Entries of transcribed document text

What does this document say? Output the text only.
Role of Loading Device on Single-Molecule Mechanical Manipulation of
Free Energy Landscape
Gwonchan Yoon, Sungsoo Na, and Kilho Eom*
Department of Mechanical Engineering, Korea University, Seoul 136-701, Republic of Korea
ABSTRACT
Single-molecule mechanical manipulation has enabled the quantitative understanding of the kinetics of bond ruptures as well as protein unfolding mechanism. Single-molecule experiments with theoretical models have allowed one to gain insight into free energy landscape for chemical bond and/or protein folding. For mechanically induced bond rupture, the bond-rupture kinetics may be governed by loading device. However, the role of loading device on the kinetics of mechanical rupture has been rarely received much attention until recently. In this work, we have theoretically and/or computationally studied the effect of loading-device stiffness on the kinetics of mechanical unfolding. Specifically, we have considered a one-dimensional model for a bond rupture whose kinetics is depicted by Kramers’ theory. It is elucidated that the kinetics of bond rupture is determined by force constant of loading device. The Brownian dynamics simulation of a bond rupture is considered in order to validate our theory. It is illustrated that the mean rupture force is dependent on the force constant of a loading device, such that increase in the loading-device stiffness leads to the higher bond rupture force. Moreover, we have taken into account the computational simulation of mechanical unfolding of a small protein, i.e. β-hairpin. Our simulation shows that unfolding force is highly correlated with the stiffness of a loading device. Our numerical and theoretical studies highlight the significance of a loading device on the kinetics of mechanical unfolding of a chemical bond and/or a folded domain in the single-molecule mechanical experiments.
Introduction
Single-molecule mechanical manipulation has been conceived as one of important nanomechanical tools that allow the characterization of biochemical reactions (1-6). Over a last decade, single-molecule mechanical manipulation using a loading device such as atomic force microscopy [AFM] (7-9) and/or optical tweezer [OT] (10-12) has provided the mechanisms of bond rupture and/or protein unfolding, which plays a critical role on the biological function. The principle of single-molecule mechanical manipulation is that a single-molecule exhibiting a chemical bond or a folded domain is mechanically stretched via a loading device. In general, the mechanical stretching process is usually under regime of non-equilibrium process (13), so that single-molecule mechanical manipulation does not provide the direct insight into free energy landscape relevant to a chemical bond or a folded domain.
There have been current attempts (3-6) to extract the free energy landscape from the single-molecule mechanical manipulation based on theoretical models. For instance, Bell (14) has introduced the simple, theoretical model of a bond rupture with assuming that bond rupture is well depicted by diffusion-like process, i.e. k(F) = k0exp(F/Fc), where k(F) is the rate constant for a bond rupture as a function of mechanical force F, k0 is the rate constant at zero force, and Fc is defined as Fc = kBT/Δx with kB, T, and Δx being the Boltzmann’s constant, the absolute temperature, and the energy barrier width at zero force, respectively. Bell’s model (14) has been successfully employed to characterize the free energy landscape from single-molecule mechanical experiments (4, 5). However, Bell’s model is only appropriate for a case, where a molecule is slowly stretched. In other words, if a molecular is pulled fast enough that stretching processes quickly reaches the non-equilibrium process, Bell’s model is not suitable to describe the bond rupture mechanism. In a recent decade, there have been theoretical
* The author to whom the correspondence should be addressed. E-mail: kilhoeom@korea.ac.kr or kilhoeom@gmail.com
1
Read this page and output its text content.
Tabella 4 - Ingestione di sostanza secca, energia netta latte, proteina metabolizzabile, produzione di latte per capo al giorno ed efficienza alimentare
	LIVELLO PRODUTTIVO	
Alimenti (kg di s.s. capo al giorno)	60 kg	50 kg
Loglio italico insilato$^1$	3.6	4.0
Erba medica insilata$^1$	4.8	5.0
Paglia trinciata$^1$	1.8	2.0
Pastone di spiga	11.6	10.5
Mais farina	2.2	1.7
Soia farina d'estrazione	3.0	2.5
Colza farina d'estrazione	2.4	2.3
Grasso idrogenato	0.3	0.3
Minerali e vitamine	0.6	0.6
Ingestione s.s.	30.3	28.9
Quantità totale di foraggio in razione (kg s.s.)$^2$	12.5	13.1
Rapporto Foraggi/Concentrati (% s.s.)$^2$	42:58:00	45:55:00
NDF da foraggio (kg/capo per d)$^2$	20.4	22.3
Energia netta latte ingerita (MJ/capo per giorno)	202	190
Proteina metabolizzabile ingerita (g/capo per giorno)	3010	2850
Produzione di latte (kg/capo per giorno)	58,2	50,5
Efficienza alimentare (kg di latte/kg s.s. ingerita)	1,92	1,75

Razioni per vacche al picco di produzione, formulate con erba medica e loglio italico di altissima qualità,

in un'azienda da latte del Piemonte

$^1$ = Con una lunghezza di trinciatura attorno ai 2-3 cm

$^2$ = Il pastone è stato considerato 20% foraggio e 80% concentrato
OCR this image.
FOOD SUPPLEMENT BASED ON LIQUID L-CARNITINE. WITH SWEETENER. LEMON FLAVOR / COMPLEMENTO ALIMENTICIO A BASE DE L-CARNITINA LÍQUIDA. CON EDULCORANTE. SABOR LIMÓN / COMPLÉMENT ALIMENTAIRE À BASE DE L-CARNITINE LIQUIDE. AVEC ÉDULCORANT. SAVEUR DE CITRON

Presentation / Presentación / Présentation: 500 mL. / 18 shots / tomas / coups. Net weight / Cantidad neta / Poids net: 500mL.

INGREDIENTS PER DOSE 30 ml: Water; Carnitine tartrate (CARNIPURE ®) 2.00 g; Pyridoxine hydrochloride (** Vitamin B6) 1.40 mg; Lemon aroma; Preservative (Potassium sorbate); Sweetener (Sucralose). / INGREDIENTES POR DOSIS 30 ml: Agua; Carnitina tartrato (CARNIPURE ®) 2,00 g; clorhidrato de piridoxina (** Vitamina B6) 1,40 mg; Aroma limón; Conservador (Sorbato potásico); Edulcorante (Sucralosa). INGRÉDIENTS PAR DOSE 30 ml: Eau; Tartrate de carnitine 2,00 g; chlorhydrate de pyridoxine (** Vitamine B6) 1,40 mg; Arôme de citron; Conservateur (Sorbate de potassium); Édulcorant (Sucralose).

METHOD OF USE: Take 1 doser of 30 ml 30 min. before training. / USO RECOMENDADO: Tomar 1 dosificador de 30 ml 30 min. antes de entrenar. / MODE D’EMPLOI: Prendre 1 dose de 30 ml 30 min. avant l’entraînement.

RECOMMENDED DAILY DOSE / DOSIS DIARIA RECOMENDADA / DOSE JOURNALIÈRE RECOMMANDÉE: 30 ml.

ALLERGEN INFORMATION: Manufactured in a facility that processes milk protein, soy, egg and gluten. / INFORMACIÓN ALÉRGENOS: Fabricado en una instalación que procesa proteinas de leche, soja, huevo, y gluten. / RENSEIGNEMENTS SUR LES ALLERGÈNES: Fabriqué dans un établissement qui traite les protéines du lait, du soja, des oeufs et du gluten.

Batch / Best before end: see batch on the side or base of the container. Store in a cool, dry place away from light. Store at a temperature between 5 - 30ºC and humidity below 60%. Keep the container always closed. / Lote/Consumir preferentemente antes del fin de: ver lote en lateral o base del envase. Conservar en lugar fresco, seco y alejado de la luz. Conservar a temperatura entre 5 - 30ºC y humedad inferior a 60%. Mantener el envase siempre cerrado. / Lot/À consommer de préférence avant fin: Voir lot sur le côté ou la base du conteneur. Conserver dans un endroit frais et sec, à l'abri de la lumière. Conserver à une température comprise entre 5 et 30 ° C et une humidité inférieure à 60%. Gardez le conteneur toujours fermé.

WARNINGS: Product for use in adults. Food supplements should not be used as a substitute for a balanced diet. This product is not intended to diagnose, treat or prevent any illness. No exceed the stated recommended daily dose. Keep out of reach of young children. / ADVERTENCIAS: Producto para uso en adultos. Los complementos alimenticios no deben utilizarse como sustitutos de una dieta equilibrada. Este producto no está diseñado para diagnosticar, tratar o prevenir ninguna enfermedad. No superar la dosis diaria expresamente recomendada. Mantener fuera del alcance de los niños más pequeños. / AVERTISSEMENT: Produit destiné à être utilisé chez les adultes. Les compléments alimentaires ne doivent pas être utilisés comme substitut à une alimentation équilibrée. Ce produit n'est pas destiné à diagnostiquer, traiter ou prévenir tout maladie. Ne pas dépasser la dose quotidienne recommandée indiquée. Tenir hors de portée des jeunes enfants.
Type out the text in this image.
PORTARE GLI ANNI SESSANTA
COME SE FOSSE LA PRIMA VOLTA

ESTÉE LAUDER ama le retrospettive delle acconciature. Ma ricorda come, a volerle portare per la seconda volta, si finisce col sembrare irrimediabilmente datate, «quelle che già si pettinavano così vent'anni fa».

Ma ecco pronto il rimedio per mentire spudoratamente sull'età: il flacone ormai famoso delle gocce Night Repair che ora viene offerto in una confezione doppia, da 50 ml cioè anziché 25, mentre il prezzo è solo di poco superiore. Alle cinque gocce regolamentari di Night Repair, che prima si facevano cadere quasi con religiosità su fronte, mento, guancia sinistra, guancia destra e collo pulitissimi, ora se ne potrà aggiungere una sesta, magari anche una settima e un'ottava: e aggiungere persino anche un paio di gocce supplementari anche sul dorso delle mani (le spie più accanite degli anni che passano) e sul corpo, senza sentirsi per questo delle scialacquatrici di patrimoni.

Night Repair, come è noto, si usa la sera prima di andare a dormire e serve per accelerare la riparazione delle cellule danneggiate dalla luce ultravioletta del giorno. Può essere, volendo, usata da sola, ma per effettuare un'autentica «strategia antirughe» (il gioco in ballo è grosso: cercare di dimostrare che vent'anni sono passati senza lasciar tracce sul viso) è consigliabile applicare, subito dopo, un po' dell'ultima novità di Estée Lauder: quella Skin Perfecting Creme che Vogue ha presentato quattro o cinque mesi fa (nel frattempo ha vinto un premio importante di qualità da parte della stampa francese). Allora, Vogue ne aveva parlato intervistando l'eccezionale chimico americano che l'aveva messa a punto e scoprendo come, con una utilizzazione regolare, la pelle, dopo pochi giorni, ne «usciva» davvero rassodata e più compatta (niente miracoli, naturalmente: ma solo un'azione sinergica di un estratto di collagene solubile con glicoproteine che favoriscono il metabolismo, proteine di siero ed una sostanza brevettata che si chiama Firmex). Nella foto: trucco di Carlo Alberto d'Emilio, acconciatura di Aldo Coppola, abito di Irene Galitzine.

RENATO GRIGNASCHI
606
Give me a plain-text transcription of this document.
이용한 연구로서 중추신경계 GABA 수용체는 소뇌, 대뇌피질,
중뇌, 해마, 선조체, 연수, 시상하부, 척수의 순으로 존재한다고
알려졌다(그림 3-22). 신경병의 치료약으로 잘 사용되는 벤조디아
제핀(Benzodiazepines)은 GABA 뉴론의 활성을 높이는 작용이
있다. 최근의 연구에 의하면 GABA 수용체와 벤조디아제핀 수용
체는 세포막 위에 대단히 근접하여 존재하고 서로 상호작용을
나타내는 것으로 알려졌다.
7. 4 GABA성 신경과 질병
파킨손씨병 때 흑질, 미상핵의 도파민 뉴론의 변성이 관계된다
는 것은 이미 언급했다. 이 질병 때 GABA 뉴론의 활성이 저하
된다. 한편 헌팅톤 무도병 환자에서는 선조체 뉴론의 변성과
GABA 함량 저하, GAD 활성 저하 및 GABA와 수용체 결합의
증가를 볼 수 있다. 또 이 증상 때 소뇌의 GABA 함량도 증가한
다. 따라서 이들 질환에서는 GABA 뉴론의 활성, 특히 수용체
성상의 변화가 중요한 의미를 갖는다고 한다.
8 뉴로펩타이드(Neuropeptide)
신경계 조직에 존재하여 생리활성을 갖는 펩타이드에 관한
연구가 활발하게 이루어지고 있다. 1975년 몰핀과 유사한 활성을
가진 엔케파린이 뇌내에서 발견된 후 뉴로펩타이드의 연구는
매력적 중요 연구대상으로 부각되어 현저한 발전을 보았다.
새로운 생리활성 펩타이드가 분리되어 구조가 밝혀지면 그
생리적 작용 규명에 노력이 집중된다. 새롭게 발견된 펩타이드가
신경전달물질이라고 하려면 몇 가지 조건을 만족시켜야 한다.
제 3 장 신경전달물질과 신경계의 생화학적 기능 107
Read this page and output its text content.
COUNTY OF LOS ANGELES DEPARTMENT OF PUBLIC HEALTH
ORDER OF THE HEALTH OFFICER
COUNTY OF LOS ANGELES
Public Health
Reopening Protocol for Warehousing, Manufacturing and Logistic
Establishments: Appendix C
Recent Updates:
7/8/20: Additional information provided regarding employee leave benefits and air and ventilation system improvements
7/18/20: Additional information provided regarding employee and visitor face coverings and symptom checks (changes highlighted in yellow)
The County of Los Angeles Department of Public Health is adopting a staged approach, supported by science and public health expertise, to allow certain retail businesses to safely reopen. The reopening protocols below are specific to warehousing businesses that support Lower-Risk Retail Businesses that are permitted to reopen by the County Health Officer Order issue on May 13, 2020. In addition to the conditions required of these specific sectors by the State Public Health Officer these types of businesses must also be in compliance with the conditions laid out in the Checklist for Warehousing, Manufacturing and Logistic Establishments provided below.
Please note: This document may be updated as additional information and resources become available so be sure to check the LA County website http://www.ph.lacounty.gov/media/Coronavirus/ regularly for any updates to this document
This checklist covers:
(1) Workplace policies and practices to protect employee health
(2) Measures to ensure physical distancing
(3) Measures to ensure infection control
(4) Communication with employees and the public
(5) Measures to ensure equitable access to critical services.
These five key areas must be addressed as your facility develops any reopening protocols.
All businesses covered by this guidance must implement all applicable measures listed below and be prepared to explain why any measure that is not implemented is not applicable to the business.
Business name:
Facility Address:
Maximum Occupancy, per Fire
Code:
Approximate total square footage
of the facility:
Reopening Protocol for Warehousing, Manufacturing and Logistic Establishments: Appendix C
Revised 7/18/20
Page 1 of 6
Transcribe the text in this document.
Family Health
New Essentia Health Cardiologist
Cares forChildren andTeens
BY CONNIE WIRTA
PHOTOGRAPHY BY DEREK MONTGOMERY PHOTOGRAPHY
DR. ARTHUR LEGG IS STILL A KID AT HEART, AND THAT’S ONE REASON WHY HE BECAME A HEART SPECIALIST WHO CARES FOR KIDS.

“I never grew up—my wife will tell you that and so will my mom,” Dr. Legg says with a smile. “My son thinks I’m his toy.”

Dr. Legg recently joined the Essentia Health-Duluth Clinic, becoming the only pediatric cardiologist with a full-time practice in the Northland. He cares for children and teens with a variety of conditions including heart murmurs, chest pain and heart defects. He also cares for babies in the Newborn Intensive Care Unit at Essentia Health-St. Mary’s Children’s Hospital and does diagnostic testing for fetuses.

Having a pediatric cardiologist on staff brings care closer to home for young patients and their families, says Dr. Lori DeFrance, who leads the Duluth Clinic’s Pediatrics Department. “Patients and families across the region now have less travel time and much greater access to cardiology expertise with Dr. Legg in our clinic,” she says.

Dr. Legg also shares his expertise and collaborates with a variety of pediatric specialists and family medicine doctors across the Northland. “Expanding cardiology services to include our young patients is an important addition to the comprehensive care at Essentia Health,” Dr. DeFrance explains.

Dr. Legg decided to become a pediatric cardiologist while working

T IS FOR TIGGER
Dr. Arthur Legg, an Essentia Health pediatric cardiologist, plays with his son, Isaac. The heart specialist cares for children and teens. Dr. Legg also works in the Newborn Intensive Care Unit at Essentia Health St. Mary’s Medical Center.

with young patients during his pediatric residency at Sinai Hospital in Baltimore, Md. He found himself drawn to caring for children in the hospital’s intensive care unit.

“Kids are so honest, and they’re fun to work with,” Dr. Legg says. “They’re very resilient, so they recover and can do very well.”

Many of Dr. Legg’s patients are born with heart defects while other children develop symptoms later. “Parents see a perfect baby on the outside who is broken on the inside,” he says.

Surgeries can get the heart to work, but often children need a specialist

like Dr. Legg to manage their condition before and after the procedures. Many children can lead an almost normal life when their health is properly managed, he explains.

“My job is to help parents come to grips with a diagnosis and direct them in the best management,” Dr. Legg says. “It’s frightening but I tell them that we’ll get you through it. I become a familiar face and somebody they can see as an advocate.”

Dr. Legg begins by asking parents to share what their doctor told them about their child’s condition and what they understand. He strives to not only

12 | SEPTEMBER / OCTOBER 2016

■ Problem requirements
The answer must consist of every line above that contains the word "tell".

■ Solution to the problem
“I never grew up—my wife will tell you that and so will my mom,” Dr. Legg says with a smile. “My son thinks I’m his toy.”
“My job is to help parents come to grips with a diagnosis and direct them in the best management,” Dr. Legg says. “It’s frightening but I tell them that we’ll get you through it. I become a familiar face and somebody they can see as an advocate.”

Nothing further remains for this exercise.